WHAT YOU NEED TO DO> Each record below should appear again exactly as written.

[Data entries for graphics]
** start **
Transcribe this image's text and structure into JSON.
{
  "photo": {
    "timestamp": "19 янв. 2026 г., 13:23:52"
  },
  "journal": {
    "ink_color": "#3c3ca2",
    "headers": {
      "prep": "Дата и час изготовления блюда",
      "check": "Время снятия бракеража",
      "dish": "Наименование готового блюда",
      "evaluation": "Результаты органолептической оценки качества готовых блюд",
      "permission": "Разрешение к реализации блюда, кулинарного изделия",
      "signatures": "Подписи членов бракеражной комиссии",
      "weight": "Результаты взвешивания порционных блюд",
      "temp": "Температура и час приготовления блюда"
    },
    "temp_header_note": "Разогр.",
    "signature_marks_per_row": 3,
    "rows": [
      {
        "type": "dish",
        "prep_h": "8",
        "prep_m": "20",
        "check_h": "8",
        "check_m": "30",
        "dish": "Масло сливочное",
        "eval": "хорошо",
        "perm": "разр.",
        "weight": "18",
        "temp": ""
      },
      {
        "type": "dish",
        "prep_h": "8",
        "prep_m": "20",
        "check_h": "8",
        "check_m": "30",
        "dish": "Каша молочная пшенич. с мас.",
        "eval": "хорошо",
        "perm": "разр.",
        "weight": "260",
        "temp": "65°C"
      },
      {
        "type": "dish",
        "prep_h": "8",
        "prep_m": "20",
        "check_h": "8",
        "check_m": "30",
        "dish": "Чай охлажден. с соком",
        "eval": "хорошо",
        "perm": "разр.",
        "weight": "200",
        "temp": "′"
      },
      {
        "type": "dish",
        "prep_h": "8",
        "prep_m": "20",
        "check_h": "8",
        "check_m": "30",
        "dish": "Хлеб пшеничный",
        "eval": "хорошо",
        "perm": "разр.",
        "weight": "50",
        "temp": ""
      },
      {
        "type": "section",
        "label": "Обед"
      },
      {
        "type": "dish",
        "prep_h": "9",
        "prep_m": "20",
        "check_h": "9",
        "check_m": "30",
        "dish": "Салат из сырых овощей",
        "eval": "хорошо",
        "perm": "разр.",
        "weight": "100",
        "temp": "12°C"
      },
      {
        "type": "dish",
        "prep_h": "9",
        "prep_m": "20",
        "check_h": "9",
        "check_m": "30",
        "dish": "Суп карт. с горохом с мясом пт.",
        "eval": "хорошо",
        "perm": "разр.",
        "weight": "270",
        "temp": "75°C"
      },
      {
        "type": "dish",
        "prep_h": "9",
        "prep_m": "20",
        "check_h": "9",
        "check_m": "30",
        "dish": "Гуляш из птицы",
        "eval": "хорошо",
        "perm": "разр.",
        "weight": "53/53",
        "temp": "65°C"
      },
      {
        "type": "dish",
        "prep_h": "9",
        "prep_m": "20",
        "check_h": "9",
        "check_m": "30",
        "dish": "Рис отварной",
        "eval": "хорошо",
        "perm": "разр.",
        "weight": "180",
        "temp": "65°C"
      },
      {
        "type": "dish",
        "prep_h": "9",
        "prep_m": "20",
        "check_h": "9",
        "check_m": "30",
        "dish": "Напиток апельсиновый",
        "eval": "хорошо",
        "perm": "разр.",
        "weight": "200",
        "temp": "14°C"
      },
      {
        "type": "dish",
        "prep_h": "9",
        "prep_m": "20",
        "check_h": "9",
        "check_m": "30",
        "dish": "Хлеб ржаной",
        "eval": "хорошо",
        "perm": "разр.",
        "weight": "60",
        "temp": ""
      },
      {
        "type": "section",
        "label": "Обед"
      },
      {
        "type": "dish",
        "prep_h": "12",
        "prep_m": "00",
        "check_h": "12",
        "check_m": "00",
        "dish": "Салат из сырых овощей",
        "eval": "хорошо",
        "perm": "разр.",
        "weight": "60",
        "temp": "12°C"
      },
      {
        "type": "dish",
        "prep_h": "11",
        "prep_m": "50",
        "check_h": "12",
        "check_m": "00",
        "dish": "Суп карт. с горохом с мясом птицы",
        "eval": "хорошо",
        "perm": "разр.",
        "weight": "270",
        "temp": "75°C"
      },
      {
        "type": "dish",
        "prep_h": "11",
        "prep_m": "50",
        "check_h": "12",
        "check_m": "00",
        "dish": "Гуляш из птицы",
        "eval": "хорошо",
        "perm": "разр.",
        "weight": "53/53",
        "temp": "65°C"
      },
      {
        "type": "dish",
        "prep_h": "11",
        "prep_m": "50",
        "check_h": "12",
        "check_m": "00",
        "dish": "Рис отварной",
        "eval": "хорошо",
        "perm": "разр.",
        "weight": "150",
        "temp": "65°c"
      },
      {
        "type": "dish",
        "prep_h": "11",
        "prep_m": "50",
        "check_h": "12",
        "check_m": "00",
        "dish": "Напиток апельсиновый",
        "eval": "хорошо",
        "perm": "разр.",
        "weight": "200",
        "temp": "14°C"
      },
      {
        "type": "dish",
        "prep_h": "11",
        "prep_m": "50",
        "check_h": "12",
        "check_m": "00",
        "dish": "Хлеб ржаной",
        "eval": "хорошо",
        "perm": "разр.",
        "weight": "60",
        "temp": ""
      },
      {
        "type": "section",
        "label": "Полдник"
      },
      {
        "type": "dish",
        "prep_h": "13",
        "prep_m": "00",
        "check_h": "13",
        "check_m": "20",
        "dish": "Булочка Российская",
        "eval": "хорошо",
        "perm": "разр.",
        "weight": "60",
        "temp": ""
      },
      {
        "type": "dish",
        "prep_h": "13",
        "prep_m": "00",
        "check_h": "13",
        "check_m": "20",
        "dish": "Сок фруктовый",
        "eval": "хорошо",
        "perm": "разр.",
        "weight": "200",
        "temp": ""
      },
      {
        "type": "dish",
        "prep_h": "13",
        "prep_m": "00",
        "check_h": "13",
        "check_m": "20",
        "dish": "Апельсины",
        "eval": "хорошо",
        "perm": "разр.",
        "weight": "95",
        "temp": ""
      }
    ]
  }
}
** end **
ANSWER FOR THIS EXERCISE>
Transcribe this image's text and structure into JSON.
{
  "photo": {
    "timestamp": "19 янв. 2026 г., 13:23:52"
  },
  "journal": {
    "ink_color": "#3c3ca2",
    "headers": {
      "prep": "Дата и час изготовления блюда",
      "check": "Время снятия бракеража",
      "dish": "Наименование готового блюда",
      "evaluation": "Результаты органолептической оценки качества готовых блюд",
      "permission": "Разрешение к реализации блюда, кулинарного изделия",
      "signatures": "Подписи членов бракеражной комиссии",
      "weight": "Результаты взвешивания порционных блюд",
      "temp": "Температура и час приготовления блюда"
    },
    "temp_header_note": "Разогр.",
    "signature_marks_per_row": 3,
    "rows": [
      {
        "type": "dish",
        "prep_h": "8",
        "prep_m": "20",
        "check_h": "8",
        "check_m": "30",
        "dish": "Масло сливочное",
        "eval": "хорошо",
        "perm": "разр.",
        "weight": "18",
        "temp": ""
      },
      {
        "type": "dish",
        "prep_h": "8",
        "prep_m": "20",
        "check_h": "8",
        "check_m": "30",
        "dish": "Каша молочная пшенич. с мас.",
        "eval": "хорошо",
        "perm": "разр.",
        "weight": "260",
        "temp": "65°C"
      },
      {
        "type": "dish",
        "prep_h": "8",
        "prep_m": "20",
        "check_h": "8",
        "check_m": "30",
        "dish": "Чай охлажден. с соком",
        "eval": "хорошо",
        "perm": "разр.",
        "weight": "200",
        "temp": "′"
      },
      {
        "type": "dish",
        "prep_h": "8",
        "prep_m": "20",
        "check_h": "8",
        "check_m": "30",
        "dish": "Хлеб пшеничный",
        "eval": "хорошо",
        "perm": "разр.",
        "weight": "50",
        "temp": ""
      },
      {
        "type": "section",
        "label": "Обед"
      },
      {
        "type": "dish",
        "prep_h": "9",
        "prep_m": "20",
        "check_h": "9",
        "check_m": "30",
        "dish": "Салат из сырых овощей",
        "eval": "хорошо",
        "perm": "разр.",
        "weight": "100",
        "temp": "12°C"
      },
      {
        "type": "dish",
        "prep_h": "9",
        "prep_m": "20",
        "check_h": "9",
        "check_m": "30",
        "dish": "Суп карт. с горохом с мясом пт.",
        "eval": "хорошо",
        "perm": "разр.",
        "weight": "270",
        "temp": "75°C"
      },
      {
        "type": "dish",
        "prep_h": "9",
        "prep_m": "20",
        "check_h": "9",
        "check_m": "30",
        "dish": "Гуляш из птицы",
        "eval": "хорошо",
        "perm": "разр.",
        "weight": "53/53",
        "temp": "65°C"
      },
      {
        "type": "dish",
        "prep_h": "9",
        "prep_m": "20",
        "check_h": "9",
        "check_m": "30",
        "dish": "Рис отварной",
        "eval": "хорошо",
        "perm": "разр.",
        "weight": "180",
        "temp": "65°C"
      },
      {
        "type": "dish",
        "prep_h": "9",
        "prep_m": "20",
        "check_h": "9",
        "check_m": "30",
        "dish": "Напиток апельсиновый",
        "eval": "хорошо",
        "perm": "разр.",
        "weight": "200",
        "temp": "14°C"
      },
      {
        "type": "dish",
        "prep_h": "9",
        "prep_m": "20",
        "check_h": "9",
        "check_m": "30",
        "dish": "Хлеб ржаной",
        "eval": "хорошо",
        "perm": "разр.",
        "weight": "60",
        "temp": ""
      },
      {
        "type": "section",
        "label": "Обед"
      },
      {
        "type": "dish",
        "prep_h": "12",
        "prep_m": "00",
        "check_h": "12",
        "check_m": "00",
        "dish": "Салат из сырых овощей",
        "eval": "хорошо",
        "perm": "разр.",
        "weight": "60",
        "temp": "12°C"
      },
      {
        "type": "dish",
        "prep_h": "11",
        "prep_m": "50",
        "check_h": "12",
        "check_m": "00",
        "dish": "Суп карт. с горохом с мясом птицы",
        "eval": "хорошо",
        "perm": "разр.",
        "weight": "270",
        "temp": "75°C"
      },
      {
        "type": "dish",
        "prep_h": "11",
        "prep_m": "50",
        "check_h": "12",
        "check_m": "00",
        "dish": "Гуляш из птицы",
        "eval": "хорошо",
        "perm": "разр.",
        "weight": "53/53",
        "temp": "65°C"
      },
      {
        "type": "dish",
        "prep_h": "11",
        "prep_m": "50",
        "check_h": "12",
        "check_m": "00",
        "dish": "Рис отварной",
        "eval": "хорошо",
        "perm": "разр.",
        "weight": "150",
        "temp": "65°c"
      },
      {
        "type": "dish",
        "prep_h": "11",
        "prep_m": "50",
        "check_h": "12",
        "check_m": "00",
        "dish": "Напиток апельсиновый",
        "eval": "хорошо",
        "perm": "разр.",
        "weight": "200",
        "temp": "14°C"
      },
      {
        "type": "dish",
        "prep_h": "11",
        "prep_m": "50",
        "check_h": "12",
        "check_m": "00",
        "dish": "Хлеб ржаной",
        "eval": "хорошо",
        "perm": "разр.",
        "weight": "60",
        "temp": ""
      },
      {
        "type": "section",
        "label": "Полдник"
      },
      {
        "type": "dish",
        "prep_h": "13",
        "prep_m": "00",
        "check_h": "13",
        "check_m": "20",
        "dish": "Булочка Российская",
        "eval": "хорошо",
        "perm": "разр.",
        "weight": "60",
        "temp": ""
      },
      {
        "type": "dish",
        "prep_h": "13",
        "prep_m": "00",
        "check_h": "13",
        "check_m": "20",
        "dish": "Сок фруктовый",
        "eval": "хорошо",
        "perm": "разр.",
        "weight": "200",
        "temp": ""
      },
      {
        "type": "dish",
        "prep_h": "13",
        "prep_m": "00",
        "check_h": "13",
        "check_m": "20",
        "dish": "Апельсины",
        "eval": "хорошо",
        "perm": "разр.",
        "weight": "95",
        "temp": ""
      }
    ]
  }
}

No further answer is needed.